* TASK STATEMENT
Reproduce the part of the text on Sheffield United's 1891–92 season that begins at the words "- Average home" and stops after "the first time.".

Sheffield United
- Chairman: Michael Ellison
- Secretary: Joseph Wostinholm
- Northern League: 3rd
- FA Cup: Second Round (eliminated by Wolverhampton Wanderers)
- Sheffield Challenge Cup: Winners (beat Wednesday Wanderers)
- Wharncliffe Charity Cup: Winners (beat Attercliffe)
- Top goalscorer: League: Dobson (10) Hammond (10) All: Dobson (13)
- Highest home attendance: League: 7,750 (vs Stockton) Friendly: 22,900 (vs The Wednesday)
- Lowest home attendance: 2,000 (vs Sunderland Albion)
- Average home league attendance: 4,781
| Home colours |
- ← 1890–911892–93 →

= 1891–92 Sheffield United F.C. season =

The 1891–92 season was the third in existence for Sheffield United. This was their first season playing in the recently formed Northern League as the club sought to establish itself as a major footballing force. The Blades had a reasonably successful season, finishing third in the league, and registering some comprehensive victories along the way. They improved on the previous season by reaching the second round proper of the FA Cup and were victorious in the local cup competitions, winning both the Sheffield Challenge Cup and the Wharncliffe Charity Cup for the first time.

* DATA PROVIDED
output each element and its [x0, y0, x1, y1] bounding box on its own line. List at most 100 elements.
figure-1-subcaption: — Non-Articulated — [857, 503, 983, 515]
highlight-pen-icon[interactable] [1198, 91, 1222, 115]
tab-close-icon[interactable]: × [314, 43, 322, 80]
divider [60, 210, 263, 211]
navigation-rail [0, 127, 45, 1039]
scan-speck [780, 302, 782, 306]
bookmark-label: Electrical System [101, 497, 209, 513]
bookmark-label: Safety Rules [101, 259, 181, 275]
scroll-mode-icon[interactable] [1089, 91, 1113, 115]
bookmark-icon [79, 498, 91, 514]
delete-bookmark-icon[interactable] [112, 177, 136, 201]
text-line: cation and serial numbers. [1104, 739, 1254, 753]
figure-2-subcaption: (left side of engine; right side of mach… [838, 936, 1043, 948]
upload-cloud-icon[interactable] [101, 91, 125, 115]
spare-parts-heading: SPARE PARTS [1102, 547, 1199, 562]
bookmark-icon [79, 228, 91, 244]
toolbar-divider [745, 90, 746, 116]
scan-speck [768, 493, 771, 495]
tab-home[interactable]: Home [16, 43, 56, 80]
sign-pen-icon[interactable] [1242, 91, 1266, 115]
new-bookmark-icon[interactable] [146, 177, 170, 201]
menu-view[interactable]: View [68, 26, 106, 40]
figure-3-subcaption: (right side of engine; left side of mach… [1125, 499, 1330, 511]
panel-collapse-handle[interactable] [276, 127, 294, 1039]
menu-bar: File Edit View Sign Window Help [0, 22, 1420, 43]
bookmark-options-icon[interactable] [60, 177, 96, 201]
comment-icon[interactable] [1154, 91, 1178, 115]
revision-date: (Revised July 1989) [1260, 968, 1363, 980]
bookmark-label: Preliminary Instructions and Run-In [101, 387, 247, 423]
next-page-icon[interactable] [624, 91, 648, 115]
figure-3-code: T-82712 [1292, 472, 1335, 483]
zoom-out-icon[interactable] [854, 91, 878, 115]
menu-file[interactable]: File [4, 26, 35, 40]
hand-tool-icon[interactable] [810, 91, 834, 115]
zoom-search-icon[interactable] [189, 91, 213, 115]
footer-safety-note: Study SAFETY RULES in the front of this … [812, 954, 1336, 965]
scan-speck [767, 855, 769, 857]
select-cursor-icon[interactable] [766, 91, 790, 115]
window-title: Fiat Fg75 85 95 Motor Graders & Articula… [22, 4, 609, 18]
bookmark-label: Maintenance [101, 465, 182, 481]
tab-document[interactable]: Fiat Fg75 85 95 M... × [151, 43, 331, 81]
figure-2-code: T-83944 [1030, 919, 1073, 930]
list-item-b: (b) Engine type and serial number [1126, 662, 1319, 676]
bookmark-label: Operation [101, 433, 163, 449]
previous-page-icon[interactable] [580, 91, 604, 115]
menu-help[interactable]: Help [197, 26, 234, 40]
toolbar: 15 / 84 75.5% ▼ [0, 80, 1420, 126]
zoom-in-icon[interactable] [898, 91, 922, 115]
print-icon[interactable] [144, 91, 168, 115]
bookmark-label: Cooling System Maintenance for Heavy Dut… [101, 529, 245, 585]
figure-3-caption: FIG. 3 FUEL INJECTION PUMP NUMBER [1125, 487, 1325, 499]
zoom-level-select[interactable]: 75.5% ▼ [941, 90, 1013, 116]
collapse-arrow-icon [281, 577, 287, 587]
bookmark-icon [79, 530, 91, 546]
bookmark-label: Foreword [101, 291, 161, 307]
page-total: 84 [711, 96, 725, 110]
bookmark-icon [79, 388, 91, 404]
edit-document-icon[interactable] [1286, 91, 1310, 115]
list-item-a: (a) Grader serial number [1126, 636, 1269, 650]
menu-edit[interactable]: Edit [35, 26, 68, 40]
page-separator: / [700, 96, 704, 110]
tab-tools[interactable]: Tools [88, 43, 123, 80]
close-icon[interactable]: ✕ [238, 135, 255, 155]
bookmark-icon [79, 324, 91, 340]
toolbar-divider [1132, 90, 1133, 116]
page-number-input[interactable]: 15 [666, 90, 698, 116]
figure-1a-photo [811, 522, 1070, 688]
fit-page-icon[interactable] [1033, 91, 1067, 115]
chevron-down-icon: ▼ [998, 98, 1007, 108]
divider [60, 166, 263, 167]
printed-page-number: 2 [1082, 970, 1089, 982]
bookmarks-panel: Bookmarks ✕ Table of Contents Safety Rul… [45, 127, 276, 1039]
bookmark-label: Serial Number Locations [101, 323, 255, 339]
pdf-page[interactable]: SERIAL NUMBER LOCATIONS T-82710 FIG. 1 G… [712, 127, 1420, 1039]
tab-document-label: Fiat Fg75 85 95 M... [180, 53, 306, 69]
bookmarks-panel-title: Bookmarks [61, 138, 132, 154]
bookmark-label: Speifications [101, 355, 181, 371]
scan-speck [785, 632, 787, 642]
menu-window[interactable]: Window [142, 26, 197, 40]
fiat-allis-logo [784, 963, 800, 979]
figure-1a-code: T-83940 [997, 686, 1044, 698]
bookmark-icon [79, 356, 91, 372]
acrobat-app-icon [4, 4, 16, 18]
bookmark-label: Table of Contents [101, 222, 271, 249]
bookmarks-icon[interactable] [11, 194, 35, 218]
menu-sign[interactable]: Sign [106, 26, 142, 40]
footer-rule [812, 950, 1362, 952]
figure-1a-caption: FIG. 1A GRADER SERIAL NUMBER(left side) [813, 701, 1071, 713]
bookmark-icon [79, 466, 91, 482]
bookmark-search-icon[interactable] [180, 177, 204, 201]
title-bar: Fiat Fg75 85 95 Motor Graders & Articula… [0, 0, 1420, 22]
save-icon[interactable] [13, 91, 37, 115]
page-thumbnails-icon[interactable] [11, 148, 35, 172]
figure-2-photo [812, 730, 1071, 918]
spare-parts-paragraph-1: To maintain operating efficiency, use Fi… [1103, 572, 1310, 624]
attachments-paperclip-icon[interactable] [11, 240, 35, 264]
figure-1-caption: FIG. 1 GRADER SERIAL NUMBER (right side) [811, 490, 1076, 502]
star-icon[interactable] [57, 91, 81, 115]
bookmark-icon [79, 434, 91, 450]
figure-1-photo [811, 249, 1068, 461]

* EXPECTED ANSWER
- Average home league attendance: 4,781
| Home colours |
- ← 1890–911892–93 →

= 1891–92 Sheffield United F.C. season =

The 1891–92 season was the third in existence for Sheffield United. This was their first season playing in the recently formed Northern League as the club sought to establish itself as a major footballing force. The Blades had a reasonably successful season, finishing third in the league, and registering some comprehensive victories along the way. They improved on the previous season by reaching the second round proper of the FA Cup and were victorious in the local cup competitions, winning both the Sheffield Challenge Cup and the Wharncliffe Charity Cup for the first time.